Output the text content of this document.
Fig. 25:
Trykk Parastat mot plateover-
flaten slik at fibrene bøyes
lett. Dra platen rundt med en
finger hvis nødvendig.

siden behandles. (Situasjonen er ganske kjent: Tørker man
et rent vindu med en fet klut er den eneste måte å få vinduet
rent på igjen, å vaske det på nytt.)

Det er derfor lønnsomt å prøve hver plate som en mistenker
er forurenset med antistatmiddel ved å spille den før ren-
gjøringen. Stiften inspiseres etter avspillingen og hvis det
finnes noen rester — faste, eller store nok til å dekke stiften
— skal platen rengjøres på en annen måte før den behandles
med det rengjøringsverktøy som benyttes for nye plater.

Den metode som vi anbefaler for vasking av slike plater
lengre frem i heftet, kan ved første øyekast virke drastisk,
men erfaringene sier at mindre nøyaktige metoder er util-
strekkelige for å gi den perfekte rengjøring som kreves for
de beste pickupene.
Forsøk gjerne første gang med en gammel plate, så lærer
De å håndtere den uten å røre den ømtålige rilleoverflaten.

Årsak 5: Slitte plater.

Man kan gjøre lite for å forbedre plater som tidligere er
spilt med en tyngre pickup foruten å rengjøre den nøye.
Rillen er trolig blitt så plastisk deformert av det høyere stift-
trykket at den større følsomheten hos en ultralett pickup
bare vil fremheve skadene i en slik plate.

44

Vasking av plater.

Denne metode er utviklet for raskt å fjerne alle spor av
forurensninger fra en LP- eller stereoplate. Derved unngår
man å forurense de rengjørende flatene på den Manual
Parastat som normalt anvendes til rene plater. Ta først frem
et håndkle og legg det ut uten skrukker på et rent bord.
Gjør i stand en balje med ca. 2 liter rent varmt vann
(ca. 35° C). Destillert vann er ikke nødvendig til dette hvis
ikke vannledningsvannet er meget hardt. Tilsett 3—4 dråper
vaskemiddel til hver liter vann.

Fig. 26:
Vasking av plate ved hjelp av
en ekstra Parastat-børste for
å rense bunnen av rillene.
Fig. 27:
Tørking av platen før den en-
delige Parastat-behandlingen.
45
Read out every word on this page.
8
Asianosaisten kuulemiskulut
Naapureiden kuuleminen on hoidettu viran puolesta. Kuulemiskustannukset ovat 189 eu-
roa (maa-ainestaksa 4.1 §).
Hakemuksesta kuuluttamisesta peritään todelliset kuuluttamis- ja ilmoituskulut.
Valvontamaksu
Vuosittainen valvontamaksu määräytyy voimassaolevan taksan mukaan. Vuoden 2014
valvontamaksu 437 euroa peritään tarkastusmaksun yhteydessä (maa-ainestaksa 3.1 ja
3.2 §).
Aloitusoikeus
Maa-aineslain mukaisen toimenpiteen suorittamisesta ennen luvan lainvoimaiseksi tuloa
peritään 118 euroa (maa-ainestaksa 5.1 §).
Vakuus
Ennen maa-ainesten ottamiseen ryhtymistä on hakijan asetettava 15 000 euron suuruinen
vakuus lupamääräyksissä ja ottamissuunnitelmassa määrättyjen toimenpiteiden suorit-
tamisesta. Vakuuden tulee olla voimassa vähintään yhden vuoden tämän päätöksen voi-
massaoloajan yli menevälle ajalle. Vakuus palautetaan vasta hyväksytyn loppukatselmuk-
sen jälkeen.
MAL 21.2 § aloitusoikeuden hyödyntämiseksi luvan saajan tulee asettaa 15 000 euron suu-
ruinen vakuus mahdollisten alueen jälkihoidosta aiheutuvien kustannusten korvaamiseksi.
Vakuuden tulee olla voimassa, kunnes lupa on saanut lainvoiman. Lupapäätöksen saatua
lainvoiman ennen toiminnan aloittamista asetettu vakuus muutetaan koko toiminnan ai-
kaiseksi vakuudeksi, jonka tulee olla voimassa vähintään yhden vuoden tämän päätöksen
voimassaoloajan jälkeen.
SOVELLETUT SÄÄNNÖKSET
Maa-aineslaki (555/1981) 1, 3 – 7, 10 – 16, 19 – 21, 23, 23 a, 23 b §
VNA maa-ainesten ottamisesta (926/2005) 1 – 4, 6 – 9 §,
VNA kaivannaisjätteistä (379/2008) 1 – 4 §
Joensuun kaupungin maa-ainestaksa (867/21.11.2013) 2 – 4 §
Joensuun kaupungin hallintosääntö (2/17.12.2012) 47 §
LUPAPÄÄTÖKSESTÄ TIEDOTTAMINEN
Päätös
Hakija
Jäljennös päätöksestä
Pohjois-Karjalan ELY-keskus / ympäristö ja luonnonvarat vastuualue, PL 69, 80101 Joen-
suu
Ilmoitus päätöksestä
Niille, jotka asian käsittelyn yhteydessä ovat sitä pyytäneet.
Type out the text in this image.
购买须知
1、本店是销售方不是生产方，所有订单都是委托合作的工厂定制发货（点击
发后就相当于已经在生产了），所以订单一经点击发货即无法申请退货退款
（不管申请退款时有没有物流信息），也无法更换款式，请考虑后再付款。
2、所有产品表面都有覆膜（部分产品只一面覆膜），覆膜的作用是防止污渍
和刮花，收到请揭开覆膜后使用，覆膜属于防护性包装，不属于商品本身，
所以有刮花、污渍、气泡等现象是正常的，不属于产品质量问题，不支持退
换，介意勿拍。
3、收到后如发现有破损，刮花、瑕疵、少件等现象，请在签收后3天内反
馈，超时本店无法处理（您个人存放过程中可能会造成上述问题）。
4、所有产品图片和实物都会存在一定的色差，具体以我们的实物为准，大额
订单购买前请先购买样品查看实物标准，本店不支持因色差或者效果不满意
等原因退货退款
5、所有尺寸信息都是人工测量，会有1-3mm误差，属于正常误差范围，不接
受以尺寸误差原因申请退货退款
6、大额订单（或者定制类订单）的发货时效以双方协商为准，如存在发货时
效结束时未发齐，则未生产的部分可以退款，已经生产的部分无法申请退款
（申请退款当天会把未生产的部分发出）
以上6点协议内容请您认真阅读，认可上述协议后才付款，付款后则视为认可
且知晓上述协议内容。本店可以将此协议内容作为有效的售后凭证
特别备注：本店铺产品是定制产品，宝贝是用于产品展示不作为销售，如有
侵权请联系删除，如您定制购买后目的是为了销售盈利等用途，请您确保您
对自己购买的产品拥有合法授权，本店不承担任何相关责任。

════════════════════

--- Work to complete ---
Reproduce the entire listing word for word.

--- Response for this exercise ---
Output the text content of this document.
Fig. 25:
Trykk Parastat mot plateover-
flaten slik at fibrene bøyes
lett. Dra platen rundt med en
finger hvis nødvendig.

siden behandles. (Situasjonen er ganske kjent: Tørker man
et rent vindu med en fet klut er den eneste måte å få vinduet
rent på igjen, å vaske det på nytt.)

Det er derfor lønnsomt å prøve hver plate som en mistenker
er forurenset med antistatmiddel ved å spille den før ren-
gjøringen. Stiften inspiseres etter avspillingen og hvis det
finnes noen rester — faste, eller store nok til å dekke stiften
— skal platen rengjøres på en annen måte før den behandles
med det rengjøringsverktøy som benyttes for nye plater.

Den metode som vi anbefaler for vasking av slike plater
lengre frem i heftet, kan ved første øyekast virke drastisk,
men erfaringene sier at mindre nøyaktige metoder er util-
strekkelige for å gi den perfekte rengjøring som kreves for
de beste pickupene.
Forsøk gjerne første gang med en gammel plate, så lærer
De å håndtere den uten å røre den ømtålige rilleoverflaten.

Årsak 5: Slitte plater.

Man kan gjøre lite for å forbedre plater som tidligere er
spilt med en tyngre pickup foruten å rengjøre den nøye.
Rillen er trolig blitt så plastisk deformert av det høyere stift-
trykket at den større følsomheten hos en ultralett pickup
bare vil fremheve skadene i en slik plate.

44

Vasking av plater.

Denne metode er utviklet for raskt å fjerne alle spor av
forurensninger fra en LP- eller stereoplate. Derved unngår
man å forurense de rengjørende flatene på den Manual
Parastat som normalt anvendes til rene plater. Ta først frem
et håndkle og legg det ut uten skrukker på et rent bord.
Gjør i stand en balje med ca. 2 liter rent varmt vann
(ca. 35° C). Destillert vann er ikke nødvendig til dette hvis
ikke vannledningsvannet er meget hardt. Tilsett 3—4 dråper
vaskemiddel til hver liter vann.

Fig. 26:
Vasking av plate ved hjelp av
en ekstra Parastat-børste for
å rense bunnen av rillene.
Fig. 27:
Tørking av platen før den en-
delige Parastat-behandlingen.
45
Read out every word on this page.
8
Asianosaisten kuulemiskulut
Naapureiden kuuleminen on hoidettu viran puolesta. Kuulemiskustannukset ovat 189 eu-
roa (maa-ainestaksa 4.1 §).
Hakemuksesta kuuluttamisesta peritään todelliset kuuluttamis- ja ilmoituskulut.
Valvontamaksu
Vuosittainen valvontamaksu määräytyy voimassaolevan taksan mukaan. Vuoden 2014
valvontamaksu 437 euroa peritään tarkastusmaksun yhteydessä (maa-ainestaksa 3.1 ja
3.2 §).
Aloitusoikeus
Maa-aineslain mukaisen toimenpiteen suorittamisesta ennen luvan lainvoimaiseksi tuloa
peritään 118 euroa (maa-ainestaksa 5.1 §).
Vakuus
Ennen maa-ainesten ottamiseen ryhtymistä on hakijan asetettava 15 000 euron suuruinen
vakuus lupamääräyksissä ja ottamissuunnitelmassa määrättyjen toimenpiteiden suorit-
tamisesta. Vakuuden tulee olla voimassa vähintään yhden vuoden tämän päätöksen voi-
massaoloajan yli menevälle ajalle. Vakuus palautetaan vasta hyväksytyn loppukatselmuk-
sen jälkeen.
MAL 21.2 § aloitusoikeuden hyödyntämiseksi luvan saajan tulee asettaa 15 000 euron suu-
ruinen vakuus mahdollisten alueen jälkihoidosta aiheutuvien kustannusten korvaamiseksi.
Vakuuden tulee olla voimassa, kunnes lupa on saanut lainvoiman. Lupapäätöksen saatua
lainvoiman ennen toiminnan aloittamista asetettu vakuus muutetaan koko toiminnan ai-
kaiseksi vakuudeksi, jonka tulee olla voimassa vähintään yhden vuoden tämän päätöksen
voimassaoloajan jälkeen.
SOVELLETUT SÄÄNNÖKSET
Maa-aineslaki (555/1981) 1, 3 – 7, 10 – 16, 19 – 21, 23, 23 a, 23 b §
VNA maa-ainesten ottamisesta (926/2005) 1 – 4, 6 – 9 §,
VNA kaivannaisjätteistä (379/2008) 1 – 4 §
Joensuun kaupungin maa-ainestaksa (867/21.11.2013) 2 – 4 §
Joensuun kaupungin hallintosääntö (2/17.12.2012) 47 §
LUPAPÄÄTÖKSESTÄ TIEDOTTAMINEN
Päätös
Hakija
Jäljennös päätöksestä
Pohjois-Karjalan ELY-keskus / ympäristö ja luonnonvarat vastuualue, PL 69, 80101 Joen-
suu
Ilmoitus päätöksestä
Niille, jotka asian käsittelyn yhteydessä ovat sitä pyytäneet.
Type out the text in this image.
购买须知
1、本店是销售方不是生产方，所有订单都是委托合作的工厂定制发货（点击
发后就相当于已经在生产了），所以订单一经点击发货即无法申请退货退款
（不管申请退款时有没有物流信息），也无法更换款式，请考虑后再付款。
2、所有产品表面都有覆膜（部分产品只一面覆膜），覆膜的作用是防止污渍
和刮花，收到请揭开覆膜后使用，覆膜属于防护性包装，不属于商品本身，
所以有刮花、污渍、气泡等现象是正常的，不属于产品质量问题，不支持退
换，介意勿拍。
3、收到后如发现有破损，刮花、瑕疵、少件等现象，请在签收后3天内反
馈，超时本店无法处理（您个人存放过程中可能会造成上述问题）。
4、所有产品图片和实物都会存在一定的色差，具体以我们的实物为准，大额
订单购买前请先购买样品查看实物标准，本店不支持因色差或者效果不满意
等原因退货退款
5、所有尺寸信息都是人工测量，会有1-3mm误差，属于正常误差范围，不接
受以尺寸误差原因申请退货退款
6、大额订单（或者定制类订单）的发货时效以双方协商为准，如存在发货时
效结束时未发齐，则未生产的部分可以退款，已经生产的部分无法申请退款
（申请退款当天会把未生产的部分发出）
以上6点协议内容请您认真阅读，认可上述协议后才付款，付款后则视为认可
且知晓上述协议内容。本店可以将此协议内容作为有效的售后凭证
特别备注：本店铺产品是定制产品，宝贝是用于产品展示不作为销售，如有
侵权请联系删除，如您定制购买后目的是为了销售盈利等用途，请您确保您
对自己购买的产品拥有合法授权，本店不承担任何相关责任。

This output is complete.